● **EXERCISE OBJECTIVE**: Pull every line containing the word "ylabel" from the records.

● **GIVEN RECORDS**:

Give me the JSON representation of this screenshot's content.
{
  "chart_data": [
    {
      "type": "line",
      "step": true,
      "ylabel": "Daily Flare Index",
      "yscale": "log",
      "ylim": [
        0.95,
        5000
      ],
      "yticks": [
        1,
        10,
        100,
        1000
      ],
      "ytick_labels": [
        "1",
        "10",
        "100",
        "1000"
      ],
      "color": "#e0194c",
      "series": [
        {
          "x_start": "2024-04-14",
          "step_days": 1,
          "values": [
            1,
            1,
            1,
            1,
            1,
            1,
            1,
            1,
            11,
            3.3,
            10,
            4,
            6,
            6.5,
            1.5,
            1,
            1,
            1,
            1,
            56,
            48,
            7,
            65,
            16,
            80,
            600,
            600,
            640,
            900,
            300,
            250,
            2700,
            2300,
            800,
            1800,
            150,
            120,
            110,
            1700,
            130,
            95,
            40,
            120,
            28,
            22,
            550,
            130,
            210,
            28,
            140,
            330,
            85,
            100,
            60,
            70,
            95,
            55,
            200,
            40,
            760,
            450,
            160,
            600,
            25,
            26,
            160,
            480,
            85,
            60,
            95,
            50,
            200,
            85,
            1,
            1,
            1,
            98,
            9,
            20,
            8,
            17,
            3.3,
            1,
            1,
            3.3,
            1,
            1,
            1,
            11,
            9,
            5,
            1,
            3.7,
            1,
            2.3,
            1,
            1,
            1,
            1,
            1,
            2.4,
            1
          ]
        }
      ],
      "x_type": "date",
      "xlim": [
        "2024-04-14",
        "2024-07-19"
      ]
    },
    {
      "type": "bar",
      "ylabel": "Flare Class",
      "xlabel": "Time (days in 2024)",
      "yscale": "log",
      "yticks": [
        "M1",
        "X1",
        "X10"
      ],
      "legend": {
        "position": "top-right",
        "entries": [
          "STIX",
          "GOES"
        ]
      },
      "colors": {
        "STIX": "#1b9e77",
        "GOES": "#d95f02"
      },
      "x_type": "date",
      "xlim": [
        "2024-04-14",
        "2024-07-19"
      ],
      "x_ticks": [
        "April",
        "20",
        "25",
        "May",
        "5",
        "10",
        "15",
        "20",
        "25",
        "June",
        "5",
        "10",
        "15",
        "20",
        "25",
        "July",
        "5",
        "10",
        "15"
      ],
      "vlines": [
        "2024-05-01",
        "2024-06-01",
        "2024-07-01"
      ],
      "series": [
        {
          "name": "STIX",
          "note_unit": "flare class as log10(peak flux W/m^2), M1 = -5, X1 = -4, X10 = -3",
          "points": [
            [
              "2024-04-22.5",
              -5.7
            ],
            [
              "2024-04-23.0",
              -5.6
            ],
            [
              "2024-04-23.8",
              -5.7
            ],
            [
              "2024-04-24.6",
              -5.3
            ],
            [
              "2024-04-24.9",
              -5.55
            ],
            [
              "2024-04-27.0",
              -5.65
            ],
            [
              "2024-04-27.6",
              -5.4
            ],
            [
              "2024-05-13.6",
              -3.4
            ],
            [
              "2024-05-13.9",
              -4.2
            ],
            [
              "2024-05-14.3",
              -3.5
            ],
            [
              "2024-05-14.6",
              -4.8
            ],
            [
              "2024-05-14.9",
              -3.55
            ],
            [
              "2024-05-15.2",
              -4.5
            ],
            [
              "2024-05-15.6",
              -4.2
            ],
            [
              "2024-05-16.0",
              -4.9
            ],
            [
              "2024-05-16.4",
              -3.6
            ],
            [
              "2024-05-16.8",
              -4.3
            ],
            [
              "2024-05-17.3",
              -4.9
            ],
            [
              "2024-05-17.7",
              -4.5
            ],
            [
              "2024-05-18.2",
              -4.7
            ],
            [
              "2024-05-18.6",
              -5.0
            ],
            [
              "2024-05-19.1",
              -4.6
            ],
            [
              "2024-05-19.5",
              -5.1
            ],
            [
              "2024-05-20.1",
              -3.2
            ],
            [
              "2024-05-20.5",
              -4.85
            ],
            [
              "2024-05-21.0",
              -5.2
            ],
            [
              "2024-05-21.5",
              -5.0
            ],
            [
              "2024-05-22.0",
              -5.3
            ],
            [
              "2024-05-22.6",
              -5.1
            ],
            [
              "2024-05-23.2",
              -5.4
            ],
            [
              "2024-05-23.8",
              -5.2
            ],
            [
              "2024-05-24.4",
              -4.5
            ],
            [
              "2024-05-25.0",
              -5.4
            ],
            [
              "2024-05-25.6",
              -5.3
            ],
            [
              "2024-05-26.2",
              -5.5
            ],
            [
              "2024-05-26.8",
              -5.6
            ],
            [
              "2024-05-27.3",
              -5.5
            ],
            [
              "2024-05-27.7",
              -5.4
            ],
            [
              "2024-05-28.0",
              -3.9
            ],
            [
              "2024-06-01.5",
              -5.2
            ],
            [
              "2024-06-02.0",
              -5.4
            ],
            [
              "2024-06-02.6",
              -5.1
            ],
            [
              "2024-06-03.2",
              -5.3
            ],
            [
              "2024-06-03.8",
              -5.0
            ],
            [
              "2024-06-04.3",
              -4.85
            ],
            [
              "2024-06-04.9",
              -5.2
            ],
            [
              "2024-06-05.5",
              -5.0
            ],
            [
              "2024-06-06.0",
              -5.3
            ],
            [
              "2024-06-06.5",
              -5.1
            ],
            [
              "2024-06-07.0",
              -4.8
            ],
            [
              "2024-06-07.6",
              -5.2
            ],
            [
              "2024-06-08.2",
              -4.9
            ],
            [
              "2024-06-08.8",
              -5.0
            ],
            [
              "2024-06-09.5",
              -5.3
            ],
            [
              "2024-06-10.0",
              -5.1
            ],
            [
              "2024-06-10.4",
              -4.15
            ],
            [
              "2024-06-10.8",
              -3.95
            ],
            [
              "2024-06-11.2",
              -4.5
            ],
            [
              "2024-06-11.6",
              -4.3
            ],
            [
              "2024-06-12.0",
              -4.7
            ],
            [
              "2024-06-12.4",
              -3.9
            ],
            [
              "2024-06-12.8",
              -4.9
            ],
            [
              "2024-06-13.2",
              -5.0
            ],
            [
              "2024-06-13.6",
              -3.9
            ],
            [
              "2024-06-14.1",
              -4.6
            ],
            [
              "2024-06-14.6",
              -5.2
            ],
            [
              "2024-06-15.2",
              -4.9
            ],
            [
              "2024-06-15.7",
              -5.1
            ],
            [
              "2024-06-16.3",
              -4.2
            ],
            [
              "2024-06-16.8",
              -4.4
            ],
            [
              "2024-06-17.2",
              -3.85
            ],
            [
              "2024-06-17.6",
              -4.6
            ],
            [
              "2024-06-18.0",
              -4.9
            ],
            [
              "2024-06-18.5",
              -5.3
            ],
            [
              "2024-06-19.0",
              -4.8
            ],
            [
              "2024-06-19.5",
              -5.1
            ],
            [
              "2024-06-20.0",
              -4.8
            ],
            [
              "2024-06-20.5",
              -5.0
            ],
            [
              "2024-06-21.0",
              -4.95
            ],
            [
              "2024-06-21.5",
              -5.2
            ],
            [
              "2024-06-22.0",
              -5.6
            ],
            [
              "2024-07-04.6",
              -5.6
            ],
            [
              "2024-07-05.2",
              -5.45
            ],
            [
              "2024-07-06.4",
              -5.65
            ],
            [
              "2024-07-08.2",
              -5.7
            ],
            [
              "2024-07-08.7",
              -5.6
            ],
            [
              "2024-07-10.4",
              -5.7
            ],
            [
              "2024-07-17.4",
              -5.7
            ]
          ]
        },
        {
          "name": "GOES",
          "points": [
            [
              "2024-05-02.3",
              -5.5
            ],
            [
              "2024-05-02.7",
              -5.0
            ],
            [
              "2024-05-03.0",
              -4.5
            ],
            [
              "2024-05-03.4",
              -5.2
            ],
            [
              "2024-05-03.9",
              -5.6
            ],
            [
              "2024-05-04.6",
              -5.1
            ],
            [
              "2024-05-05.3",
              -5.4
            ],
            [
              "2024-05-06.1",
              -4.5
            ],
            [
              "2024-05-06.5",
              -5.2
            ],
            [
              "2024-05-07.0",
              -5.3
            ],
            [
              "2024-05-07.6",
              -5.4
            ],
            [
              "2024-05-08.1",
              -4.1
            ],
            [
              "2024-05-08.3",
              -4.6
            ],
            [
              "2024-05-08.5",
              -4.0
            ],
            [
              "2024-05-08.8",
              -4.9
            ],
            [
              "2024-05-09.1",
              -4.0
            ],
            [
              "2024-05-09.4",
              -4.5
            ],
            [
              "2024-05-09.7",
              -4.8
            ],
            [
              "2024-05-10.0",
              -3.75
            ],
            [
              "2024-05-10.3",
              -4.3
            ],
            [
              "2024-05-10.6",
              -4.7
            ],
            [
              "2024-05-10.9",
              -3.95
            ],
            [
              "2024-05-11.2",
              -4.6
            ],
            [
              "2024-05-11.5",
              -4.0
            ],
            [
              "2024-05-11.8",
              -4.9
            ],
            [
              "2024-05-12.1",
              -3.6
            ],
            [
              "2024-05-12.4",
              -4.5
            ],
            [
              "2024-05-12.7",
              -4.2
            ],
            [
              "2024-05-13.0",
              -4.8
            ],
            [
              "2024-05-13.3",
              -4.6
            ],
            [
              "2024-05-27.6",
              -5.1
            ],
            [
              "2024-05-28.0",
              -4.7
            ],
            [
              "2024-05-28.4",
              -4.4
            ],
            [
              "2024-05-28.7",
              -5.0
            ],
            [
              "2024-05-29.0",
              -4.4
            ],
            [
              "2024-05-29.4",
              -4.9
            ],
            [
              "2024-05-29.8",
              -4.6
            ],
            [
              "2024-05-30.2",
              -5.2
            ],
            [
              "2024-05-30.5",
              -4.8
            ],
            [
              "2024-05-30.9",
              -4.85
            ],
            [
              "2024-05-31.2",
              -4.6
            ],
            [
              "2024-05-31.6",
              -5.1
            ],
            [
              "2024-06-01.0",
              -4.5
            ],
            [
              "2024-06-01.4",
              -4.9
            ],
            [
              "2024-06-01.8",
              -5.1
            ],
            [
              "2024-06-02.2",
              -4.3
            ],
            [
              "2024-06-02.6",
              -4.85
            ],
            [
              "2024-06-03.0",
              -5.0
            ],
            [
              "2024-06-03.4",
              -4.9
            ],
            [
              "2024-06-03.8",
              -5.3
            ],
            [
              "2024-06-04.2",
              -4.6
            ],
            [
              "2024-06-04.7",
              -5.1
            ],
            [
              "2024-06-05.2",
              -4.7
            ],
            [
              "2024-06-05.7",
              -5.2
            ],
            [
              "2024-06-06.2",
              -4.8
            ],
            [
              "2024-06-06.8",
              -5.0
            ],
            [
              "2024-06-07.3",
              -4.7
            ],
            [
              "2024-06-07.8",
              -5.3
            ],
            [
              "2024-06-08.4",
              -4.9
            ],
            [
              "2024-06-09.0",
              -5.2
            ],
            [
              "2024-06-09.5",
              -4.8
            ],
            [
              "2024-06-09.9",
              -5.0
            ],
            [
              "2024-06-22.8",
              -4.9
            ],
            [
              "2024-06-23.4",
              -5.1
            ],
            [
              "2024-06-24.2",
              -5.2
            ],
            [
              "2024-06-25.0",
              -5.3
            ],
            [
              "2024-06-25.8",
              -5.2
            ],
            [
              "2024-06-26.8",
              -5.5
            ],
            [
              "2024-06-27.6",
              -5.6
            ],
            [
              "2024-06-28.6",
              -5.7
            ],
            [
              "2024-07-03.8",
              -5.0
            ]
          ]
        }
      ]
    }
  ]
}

● **OUTPUT FOR THIS EXERCISE**:
      "ylabel": "Daily Flare Index",
      "ylabel": "Flare Class",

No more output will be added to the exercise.